▶ **Work to be completed**
Please report every line from the material that contains the word "аккредитации".

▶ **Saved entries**

-.-.-

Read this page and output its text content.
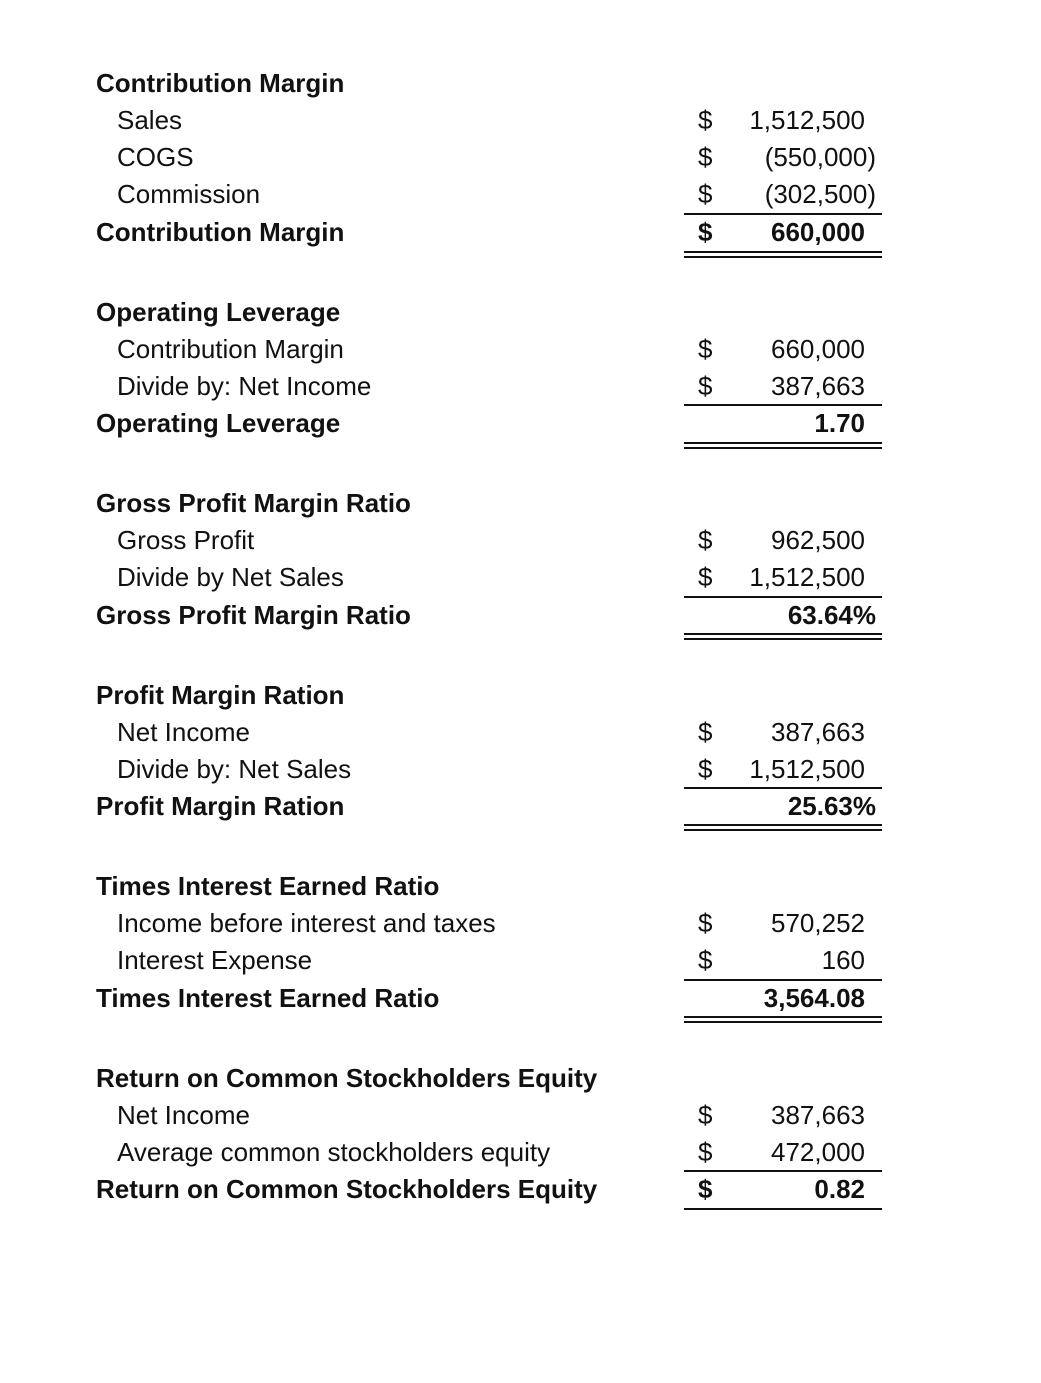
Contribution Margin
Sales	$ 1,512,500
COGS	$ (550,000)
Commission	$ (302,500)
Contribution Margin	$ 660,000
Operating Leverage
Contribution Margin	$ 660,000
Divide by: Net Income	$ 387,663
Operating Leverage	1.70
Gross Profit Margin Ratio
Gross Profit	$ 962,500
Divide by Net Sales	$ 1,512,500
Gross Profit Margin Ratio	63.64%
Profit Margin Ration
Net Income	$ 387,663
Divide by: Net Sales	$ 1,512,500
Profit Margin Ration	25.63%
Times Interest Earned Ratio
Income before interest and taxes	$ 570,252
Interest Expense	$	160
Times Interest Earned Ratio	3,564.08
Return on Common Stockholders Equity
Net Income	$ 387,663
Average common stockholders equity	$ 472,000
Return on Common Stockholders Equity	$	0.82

-.-.-

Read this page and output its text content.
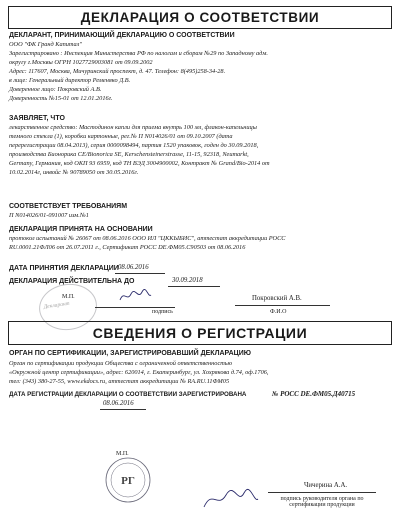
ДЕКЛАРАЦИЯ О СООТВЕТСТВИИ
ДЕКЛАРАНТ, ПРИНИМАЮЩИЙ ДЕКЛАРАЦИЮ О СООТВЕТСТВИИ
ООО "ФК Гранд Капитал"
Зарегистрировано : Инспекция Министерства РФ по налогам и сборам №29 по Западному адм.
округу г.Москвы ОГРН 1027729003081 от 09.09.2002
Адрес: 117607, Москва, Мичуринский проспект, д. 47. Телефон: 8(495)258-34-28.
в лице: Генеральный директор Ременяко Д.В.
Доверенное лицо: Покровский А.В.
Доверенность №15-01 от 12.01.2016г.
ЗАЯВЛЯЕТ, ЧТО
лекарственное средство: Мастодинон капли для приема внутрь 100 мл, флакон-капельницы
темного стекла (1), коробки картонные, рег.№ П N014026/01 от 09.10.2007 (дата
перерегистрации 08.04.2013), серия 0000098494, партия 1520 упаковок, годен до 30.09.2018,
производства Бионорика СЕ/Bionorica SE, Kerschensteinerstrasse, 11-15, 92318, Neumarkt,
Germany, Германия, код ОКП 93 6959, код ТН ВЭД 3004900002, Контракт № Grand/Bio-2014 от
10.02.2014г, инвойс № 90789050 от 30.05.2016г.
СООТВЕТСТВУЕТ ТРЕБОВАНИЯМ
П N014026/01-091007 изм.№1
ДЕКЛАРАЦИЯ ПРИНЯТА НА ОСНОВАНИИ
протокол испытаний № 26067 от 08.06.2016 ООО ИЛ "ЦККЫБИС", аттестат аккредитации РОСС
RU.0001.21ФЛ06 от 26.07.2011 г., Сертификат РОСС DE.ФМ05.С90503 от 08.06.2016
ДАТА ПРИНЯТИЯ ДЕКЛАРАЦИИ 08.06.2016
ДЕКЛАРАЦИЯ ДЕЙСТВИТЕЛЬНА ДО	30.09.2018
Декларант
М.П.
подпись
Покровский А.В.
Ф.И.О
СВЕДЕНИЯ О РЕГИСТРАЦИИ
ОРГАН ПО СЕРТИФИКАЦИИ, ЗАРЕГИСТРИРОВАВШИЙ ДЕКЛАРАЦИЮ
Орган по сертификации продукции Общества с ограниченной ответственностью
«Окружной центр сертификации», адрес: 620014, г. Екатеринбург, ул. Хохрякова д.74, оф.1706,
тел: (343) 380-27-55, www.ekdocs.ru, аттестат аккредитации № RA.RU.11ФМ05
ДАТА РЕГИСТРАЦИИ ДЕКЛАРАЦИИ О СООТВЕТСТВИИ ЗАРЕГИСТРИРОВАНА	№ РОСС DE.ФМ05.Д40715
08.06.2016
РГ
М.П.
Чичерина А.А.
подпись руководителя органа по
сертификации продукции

-.-.-

▶ **Finished answer**
протокол испытаний № 26067 от 08.06.2016 ООО ИЛ "ЦККЫБИС", аттестат аккредитации РОСС
тел: (343) 380-27-55, www.ekdocs.ru, аттестат аккредитации № RA.RU.11ФМ05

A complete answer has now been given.